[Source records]
= = = = = = =

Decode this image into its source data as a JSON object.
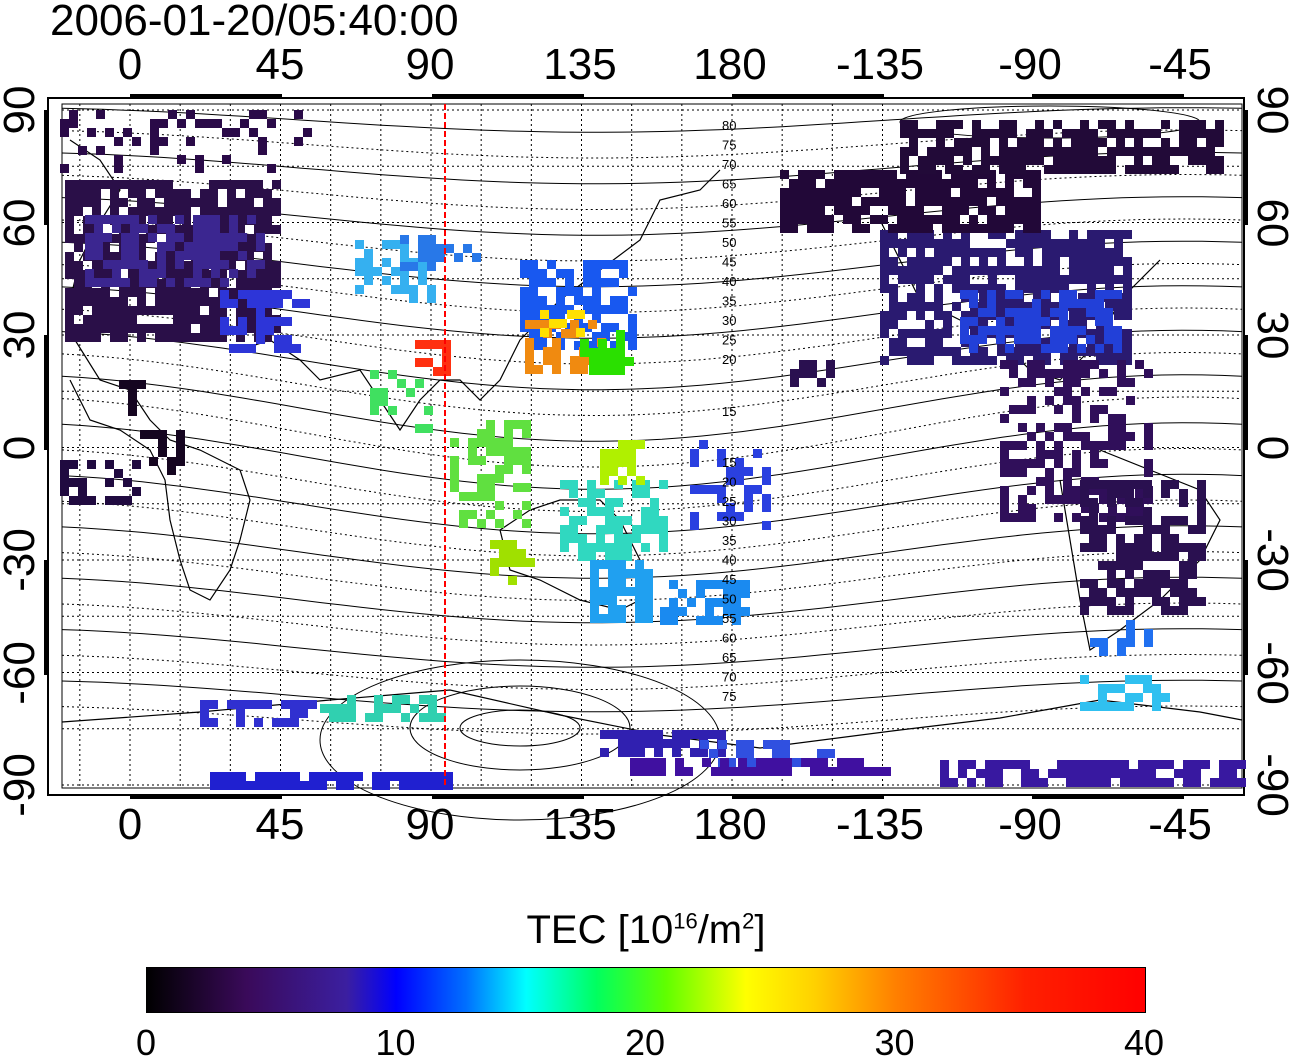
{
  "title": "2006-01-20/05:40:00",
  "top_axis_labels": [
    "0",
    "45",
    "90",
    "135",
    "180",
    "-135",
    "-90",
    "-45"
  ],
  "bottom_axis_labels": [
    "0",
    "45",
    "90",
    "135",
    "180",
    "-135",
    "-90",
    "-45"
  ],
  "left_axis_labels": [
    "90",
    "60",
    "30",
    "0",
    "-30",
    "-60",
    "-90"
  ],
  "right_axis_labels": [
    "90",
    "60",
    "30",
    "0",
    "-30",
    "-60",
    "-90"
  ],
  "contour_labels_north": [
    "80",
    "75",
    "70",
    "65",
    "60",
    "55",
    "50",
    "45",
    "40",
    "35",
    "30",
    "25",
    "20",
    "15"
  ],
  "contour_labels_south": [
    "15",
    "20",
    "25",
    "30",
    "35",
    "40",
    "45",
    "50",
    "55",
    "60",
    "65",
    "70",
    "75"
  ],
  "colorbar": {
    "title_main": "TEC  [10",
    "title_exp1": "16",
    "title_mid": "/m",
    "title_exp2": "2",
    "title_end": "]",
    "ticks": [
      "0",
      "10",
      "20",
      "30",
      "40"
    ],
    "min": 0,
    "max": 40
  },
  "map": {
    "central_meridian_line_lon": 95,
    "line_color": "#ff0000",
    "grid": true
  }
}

= = = = = = =

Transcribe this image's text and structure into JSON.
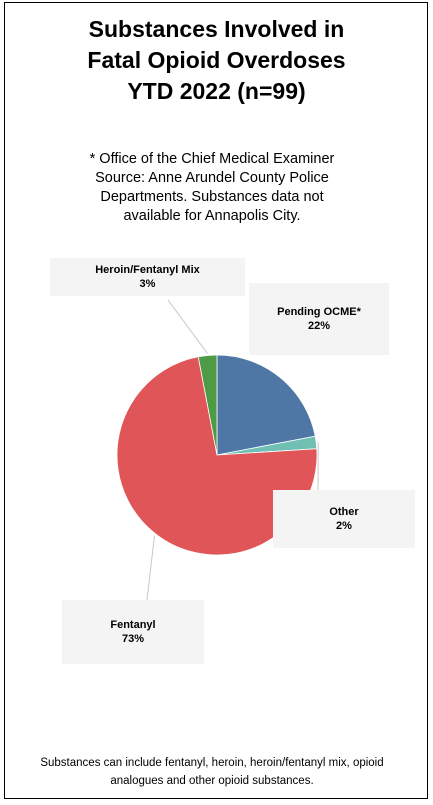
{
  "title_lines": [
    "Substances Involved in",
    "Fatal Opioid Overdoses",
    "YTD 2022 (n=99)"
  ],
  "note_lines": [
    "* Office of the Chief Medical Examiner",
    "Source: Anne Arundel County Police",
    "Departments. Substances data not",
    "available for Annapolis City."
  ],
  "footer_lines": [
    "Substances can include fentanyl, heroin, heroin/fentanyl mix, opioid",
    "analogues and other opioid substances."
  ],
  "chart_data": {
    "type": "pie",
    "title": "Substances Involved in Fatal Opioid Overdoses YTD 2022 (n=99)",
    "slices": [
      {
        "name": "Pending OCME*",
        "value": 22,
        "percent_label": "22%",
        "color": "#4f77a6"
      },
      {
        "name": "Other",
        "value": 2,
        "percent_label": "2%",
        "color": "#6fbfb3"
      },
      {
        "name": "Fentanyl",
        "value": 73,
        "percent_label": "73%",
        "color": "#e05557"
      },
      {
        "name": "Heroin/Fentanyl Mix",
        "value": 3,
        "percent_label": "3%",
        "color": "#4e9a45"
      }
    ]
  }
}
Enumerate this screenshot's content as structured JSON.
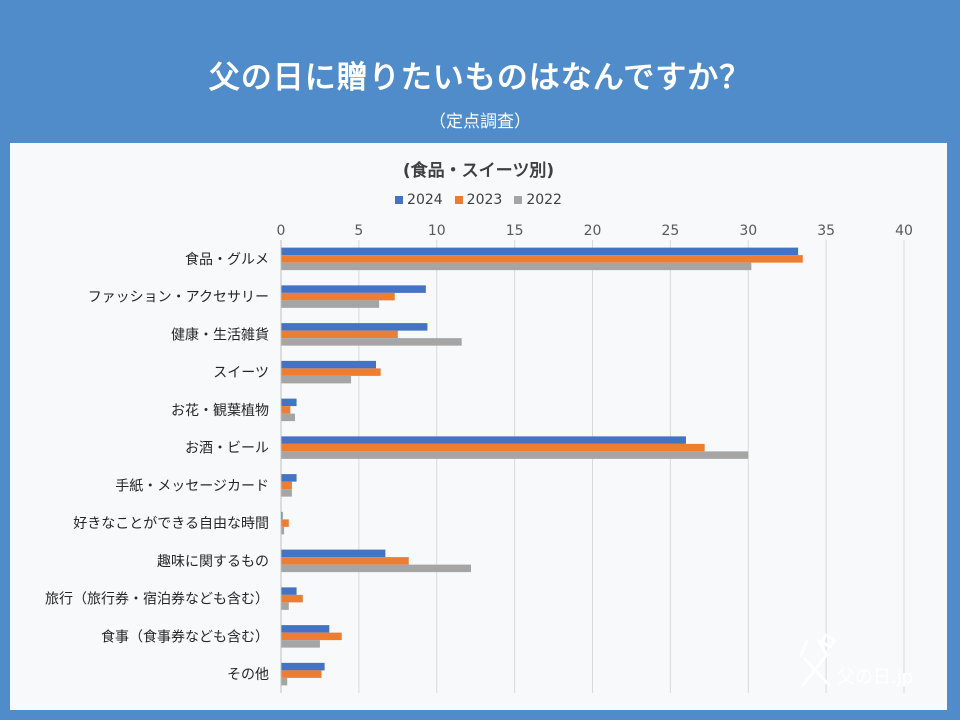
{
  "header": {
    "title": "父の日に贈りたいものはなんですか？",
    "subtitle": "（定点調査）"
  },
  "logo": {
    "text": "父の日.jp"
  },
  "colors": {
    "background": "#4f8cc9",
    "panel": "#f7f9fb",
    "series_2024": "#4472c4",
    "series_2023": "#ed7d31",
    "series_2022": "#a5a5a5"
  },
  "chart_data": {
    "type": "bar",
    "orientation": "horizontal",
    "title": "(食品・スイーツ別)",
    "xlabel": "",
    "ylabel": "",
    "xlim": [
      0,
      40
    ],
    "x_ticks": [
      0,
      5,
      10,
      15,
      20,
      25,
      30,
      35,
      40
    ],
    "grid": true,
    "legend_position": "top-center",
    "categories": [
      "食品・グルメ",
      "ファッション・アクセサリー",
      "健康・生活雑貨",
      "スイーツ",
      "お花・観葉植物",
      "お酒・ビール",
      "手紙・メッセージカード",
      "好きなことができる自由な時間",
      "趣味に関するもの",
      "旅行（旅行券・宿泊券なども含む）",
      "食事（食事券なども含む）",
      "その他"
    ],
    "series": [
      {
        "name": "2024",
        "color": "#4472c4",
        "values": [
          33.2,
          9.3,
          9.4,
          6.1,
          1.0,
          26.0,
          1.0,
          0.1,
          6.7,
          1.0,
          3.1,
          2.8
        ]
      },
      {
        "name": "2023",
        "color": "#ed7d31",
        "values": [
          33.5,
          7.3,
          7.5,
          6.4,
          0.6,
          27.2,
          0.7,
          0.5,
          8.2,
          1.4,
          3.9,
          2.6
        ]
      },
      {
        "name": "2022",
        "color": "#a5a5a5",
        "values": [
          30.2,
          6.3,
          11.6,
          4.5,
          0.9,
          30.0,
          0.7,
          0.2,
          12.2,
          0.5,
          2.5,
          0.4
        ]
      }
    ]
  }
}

= = = = = = =

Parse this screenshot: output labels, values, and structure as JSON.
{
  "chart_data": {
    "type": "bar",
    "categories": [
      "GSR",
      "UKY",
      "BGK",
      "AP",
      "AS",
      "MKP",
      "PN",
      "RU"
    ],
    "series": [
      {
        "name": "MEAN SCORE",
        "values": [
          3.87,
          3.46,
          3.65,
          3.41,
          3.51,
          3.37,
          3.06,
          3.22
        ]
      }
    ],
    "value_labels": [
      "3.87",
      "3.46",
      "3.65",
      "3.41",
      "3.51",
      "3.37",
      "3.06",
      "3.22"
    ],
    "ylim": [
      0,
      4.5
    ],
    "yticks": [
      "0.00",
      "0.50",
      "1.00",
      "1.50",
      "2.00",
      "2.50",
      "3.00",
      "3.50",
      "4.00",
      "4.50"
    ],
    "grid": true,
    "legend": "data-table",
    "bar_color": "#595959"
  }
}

= = = = = = =

EXERCISE GOAL: Locate the lines above that hold the word "into". Show every one of them.

TASK OUTPUT:
Decode this image into its source data as a JSON object.
Transcribe this image's text and structure into JSON.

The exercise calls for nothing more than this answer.